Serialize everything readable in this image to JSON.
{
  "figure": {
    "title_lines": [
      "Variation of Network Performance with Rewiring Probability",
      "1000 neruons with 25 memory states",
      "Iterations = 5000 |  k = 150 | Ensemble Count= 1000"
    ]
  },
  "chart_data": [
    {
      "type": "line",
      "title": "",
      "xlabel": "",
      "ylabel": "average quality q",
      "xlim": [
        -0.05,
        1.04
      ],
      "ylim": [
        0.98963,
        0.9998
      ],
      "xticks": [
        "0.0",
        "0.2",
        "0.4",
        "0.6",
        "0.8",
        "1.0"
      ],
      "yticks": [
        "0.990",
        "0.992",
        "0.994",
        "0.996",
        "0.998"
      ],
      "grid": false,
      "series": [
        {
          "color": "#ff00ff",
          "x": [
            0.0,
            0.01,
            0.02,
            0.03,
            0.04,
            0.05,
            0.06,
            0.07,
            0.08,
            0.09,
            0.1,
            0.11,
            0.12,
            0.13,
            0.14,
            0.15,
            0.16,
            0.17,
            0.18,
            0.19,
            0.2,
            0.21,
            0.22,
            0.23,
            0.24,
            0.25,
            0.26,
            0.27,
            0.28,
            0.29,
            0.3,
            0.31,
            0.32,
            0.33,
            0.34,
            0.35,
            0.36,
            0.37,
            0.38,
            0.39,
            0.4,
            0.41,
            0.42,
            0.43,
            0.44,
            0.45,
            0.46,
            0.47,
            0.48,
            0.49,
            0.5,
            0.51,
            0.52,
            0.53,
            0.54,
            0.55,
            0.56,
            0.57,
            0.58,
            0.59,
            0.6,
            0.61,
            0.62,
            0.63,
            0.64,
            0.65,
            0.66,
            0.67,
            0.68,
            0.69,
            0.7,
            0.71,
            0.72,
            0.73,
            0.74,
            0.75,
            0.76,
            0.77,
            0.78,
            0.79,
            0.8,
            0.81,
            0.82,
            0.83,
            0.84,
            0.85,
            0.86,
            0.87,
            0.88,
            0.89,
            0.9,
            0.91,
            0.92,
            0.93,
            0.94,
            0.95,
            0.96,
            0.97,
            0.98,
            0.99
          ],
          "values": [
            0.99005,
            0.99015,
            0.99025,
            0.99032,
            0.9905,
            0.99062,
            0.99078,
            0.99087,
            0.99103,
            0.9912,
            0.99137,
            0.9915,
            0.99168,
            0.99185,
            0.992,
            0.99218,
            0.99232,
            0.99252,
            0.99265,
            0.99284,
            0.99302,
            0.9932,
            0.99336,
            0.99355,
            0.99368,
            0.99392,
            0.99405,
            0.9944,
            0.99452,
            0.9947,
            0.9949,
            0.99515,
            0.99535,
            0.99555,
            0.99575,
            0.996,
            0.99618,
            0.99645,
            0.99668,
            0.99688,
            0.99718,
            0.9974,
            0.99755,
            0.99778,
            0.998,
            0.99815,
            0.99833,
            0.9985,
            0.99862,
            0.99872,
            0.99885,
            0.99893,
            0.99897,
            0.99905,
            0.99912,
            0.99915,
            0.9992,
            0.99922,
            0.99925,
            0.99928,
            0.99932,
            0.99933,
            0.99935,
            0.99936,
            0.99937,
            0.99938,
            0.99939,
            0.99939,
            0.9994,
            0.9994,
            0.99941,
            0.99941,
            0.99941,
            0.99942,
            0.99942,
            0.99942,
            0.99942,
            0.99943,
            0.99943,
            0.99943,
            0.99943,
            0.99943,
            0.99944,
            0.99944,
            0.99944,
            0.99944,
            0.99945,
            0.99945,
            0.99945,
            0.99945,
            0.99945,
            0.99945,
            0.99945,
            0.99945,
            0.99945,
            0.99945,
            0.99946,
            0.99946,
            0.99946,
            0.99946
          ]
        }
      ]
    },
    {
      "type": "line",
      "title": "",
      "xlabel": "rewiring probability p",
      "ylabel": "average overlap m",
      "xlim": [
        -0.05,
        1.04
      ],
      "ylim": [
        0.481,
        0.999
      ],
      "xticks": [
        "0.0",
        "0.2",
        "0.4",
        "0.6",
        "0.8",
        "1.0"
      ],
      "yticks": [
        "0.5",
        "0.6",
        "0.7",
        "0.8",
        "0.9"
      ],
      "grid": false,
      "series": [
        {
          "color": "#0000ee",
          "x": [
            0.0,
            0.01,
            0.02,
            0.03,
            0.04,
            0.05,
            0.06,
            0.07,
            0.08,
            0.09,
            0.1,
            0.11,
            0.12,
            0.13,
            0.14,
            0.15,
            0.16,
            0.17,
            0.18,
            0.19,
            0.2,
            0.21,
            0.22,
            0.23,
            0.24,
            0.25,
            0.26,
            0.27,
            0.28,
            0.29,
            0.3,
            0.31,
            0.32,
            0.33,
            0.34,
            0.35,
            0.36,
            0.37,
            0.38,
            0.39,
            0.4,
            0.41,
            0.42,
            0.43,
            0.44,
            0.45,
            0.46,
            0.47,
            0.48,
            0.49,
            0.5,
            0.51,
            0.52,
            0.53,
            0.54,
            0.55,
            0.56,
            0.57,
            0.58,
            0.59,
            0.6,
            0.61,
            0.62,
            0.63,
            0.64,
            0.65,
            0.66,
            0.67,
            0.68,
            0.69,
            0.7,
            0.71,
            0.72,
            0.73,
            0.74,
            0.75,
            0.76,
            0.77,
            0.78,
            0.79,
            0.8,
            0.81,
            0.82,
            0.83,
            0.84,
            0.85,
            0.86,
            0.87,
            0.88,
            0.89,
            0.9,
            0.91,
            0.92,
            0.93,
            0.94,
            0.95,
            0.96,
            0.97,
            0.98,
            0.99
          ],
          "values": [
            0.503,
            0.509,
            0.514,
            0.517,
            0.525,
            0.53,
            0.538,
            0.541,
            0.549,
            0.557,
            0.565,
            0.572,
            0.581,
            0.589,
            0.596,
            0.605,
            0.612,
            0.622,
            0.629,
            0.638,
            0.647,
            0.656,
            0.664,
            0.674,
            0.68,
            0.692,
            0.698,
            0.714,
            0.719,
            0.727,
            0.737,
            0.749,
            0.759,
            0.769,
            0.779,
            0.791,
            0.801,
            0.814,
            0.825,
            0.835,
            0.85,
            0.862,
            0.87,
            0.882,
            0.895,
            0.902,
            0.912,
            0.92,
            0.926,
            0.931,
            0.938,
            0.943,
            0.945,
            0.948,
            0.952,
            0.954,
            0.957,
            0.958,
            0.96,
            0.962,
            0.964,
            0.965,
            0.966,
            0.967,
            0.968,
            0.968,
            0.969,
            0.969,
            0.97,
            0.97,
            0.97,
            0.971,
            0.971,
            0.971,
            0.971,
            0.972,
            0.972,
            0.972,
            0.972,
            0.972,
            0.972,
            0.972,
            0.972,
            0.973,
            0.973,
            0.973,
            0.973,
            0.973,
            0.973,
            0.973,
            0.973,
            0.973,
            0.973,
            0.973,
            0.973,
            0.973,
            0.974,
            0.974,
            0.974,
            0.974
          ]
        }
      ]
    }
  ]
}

==*==

Instruction:
Reproduce each record exactly as it appears.

Exercise response:
Serialize everything readable in this image to JSON.
{
  "figure": {
    "title_lines": [
      "Variation of Network Performance with Rewiring Probability",
      "1000 neruons with 25 memory states",
      "Iterations = 5000 |  k = 150 | Ensemble Count= 1000"
    ]
  },
  "chart_data": [
    {
      "type": "line",
      "title": "",
      "xlabel": "",
      "ylabel": "average quality q",
      "xlim": [
        -0.05,
        1.04
      ],
      "ylim": [
        0.98963,
        0.9998
      ],
      "xticks": [
        "0.0",
        "0.2",
        "0.4",
        "0.6",
        "0.8",
        "1.0"
      ],
      "yticks": [
        "0.990",
        "0.992",
        "0.994",
        "0.996",
        "0.998"
      ],
      "grid": false,
      "series": [
        {
          "color": "#ff00ff",
          "x": [
            0.0,
            0.01,
            0.02,
            0.03,
            0.04,
            0.05,
            0.06,
            0.07,
            0.08,
            0.09,
            0.1,
            0.11,
            0.12,
            0.13,
            0.14,
            0.15,
            0.16,
            0.17,
            0.18,
            0.19,
            0.2,
            0.21,
            0.22,
            0.23,
            0.24,
            0.25,
            0.26,
            0.27,
            0.28,
            0.29,
            0.3,
            0.31,
            0.32,
            0.33,
            0.34,
            0.35,
            0.36,
            0.37,
            0.38,
            0.39,
            0.4,
            0.41,
            0.42,
            0.43,
            0.44,
            0.45,
            0.46,
            0.47,
            0.48,
            0.49,
            0.5,
            0.51,
            0.52,
            0.53,
            0.54,
            0.55,
            0.56,
            0.57,
            0.58,
            0.59,
            0.6,
            0.61,
            0.62,
            0.63,
            0.64,
            0.65,
            0.66,
            0.67,
            0.68,
            0.69,
            0.7,
            0.71,
            0.72,
            0.73,
            0.74,
            0.75,
            0.76,
            0.77,
            0.78,
            0.79,
            0.8,
            0.81,
            0.82,
            0.83,
            0.84,
            0.85,
            0.86,
            0.87,
            0.88,
            0.89,
            0.9,
            0.91,
            0.92,
            0.93,
            0.94,
            0.95,
            0.96,
            0.97,
            0.98,
            0.99
          ],
          "values": [
            0.99005,
            0.99015,
            0.99025,
            0.99032,
            0.9905,
            0.99062,
            0.99078,
            0.99087,
            0.99103,
            0.9912,
            0.99137,
            0.9915,
            0.99168,
            0.99185,
            0.992,
            0.99218,
            0.99232,
            0.99252,
            0.99265,
            0.99284,
            0.99302,
            0.9932,
            0.99336,
            0.99355,
            0.99368,
            0.99392,
            0.99405,
            0.9944,
            0.99452,
            0.9947,
            0.9949,
            0.99515,
            0.99535,
            0.99555,
            0.99575,
            0.996,
            0.99618,
            0.99645,
            0.99668,
            0.99688,
            0.99718,
            0.9974,
            0.99755,
            0.99778,
            0.998,
            0.99815,
            0.99833,
            0.9985,
            0.99862,
            0.99872,
            0.99885,
            0.99893,
            0.99897,
            0.99905,
            0.99912,
            0.99915,
            0.9992,
            0.99922,
            0.99925,
            0.99928,
            0.99932,
            0.99933,
            0.99935,
            0.99936,
            0.99937,
            0.99938,
            0.99939,
            0.99939,
            0.9994,
            0.9994,
            0.99941,
            0.99941,
            0.99941,
            0.99942,
            0.99942,
            0.99942,
            0.99942,
            0.99943,
            0.99943,
            0.99943,
            0.99943,
            0.99943,
            0.99944,
            0.99944,
            0.99944,
            0.99944,
            0.99945,
            0.99945,
            0.99945,
            0.99945,
            0.99945,
            0.99945,
            0.99945,
            0.99945,
            0.99945,
            0.99945,
            0.99946,
            0.99946,
            0.99946,
            0.99946
          ]
        }
      ]
    },
    {
      "type": "line",
      "title": "",
      "xlabel": "rewiring probability p",
      "ylabel": "average overlap m",
      "xlim": [
        -0.05,
        1.04
      ],
      "ylim": [
        0.481,
        0.999
      ],
      "xticks": [
        "0.0",
        "0.2",
        "0.4",
        "0.6",
        "0.8",
        "1.0"
      ],
      "yticks": [
        "0.5",
        "0.6",
        "0.7",
        "0.8",
        "0.9"
      ],
      "grid": false,
      "series": [
        {
          "color": "#0000ee",
          "x": [
            0.0,
            0.01,
            0.02,
            0.03,
            0.04,
            0.05,
            0.06,
            0.07,
            0.08,
            0.09,
            0.1,
            0.11,
            0.12,
            0.13,
            0.14,
            0.15,
            0.16,
            0.17,
            0.18,
            0.19,
            0.2,
            0.21,
            0.22,
            0.23,
            0.24,
            0.25,
            0.26,
            0.27,
            0.28,
            0.29,
            0.3,
            0.31,
            0.32,
            0.33,
            0.34,
            0.35,
            0.36,
            0.37,
            0.38,
            0.39,
            0.4,
            0.41,
            0.42,
            0.43,
            0.44,
            0.45,
            0.46,
            0.47,
            0.48,
            0.49,
            0.5,
            0.51,
            0.52,
            0.53,
            0.54,
            0.55,
            0.56,
            0.57,
            0.58,
            0.59,
            0.6,
            0.61,
            0.62,
            0.63,
            0.64,
            0.65,
            0.66,
            0.67,
            0.68,
            0.69,
            0.7,
            0.71,
            0.72,
            0.73,
            0.74,
            0.75,
            0.76,
            0.77,
            0.78,
            0.79,
            0.8,
            0.81,
            0.82,
            0.83,
            0.84,
            0.85,
            0.86,
            0.87,
            0.88,
            0.89,
            0.9,
            0.91,
            0.92,
            0.93,
            0.94,
            0.95,
            0.96,
            0.97,
            0.98,
            0.99
          ],
          "values": [
            0.503,
            0.509,
            0.514,
            0.517,
            0.525,
            0.53,
            0.538,
            0.541,
            0.549,
            0.557,
            0.565,
            0.572,
            0.581,
            0.589,
            0.596,
            0.605,
            0.612,
            0.622,
            0.629,
            0.638,
            0.647,
            0.656,
            0.664,
            0.674,
            0.68,
            0.692,
            0.698,
            0.714,
            0.719,
            0.727,
            0.737,
            0.749,
            0.759,
            0.769,
            0.779,
            0.791,
            0.801,
            0.814,
            0.825,
            0.835,
            0.85,
            0.862,
            0.87,
            0.882,
            0.895,
            0.902,
            0.912,
            0.92,
            0.926,
            0.931,
            0.938,
            0.943,
            0.945,
            0.948,
            0.952,
            0.954,
            0.957,
            0.958,
            0.96,
            0.962,
            0.964,
            0.965,
            0.966,
            0.967,
            0.968,
            0.968,
            0.969,
            0.969,
            0.97,
            0.97,
            0.97,
            0.971,
            0.971,
            0.971,
            0.971,
            0.972,
            0.972,
            0.972,
            0.972,
            0.972,
            0.972,
            0.972,
            0.972,
            0.973,
            0.973,
            0.973,
            0.973,
            0.973,
            0.973,
            0.973,
            0.973,
            0.973,
            0.973,
            0.973,
            0.973,
            0.973,
            0.974,
            0.974,
            0.974,
            0.974
          ]
        }
      ]
    }
  ]
}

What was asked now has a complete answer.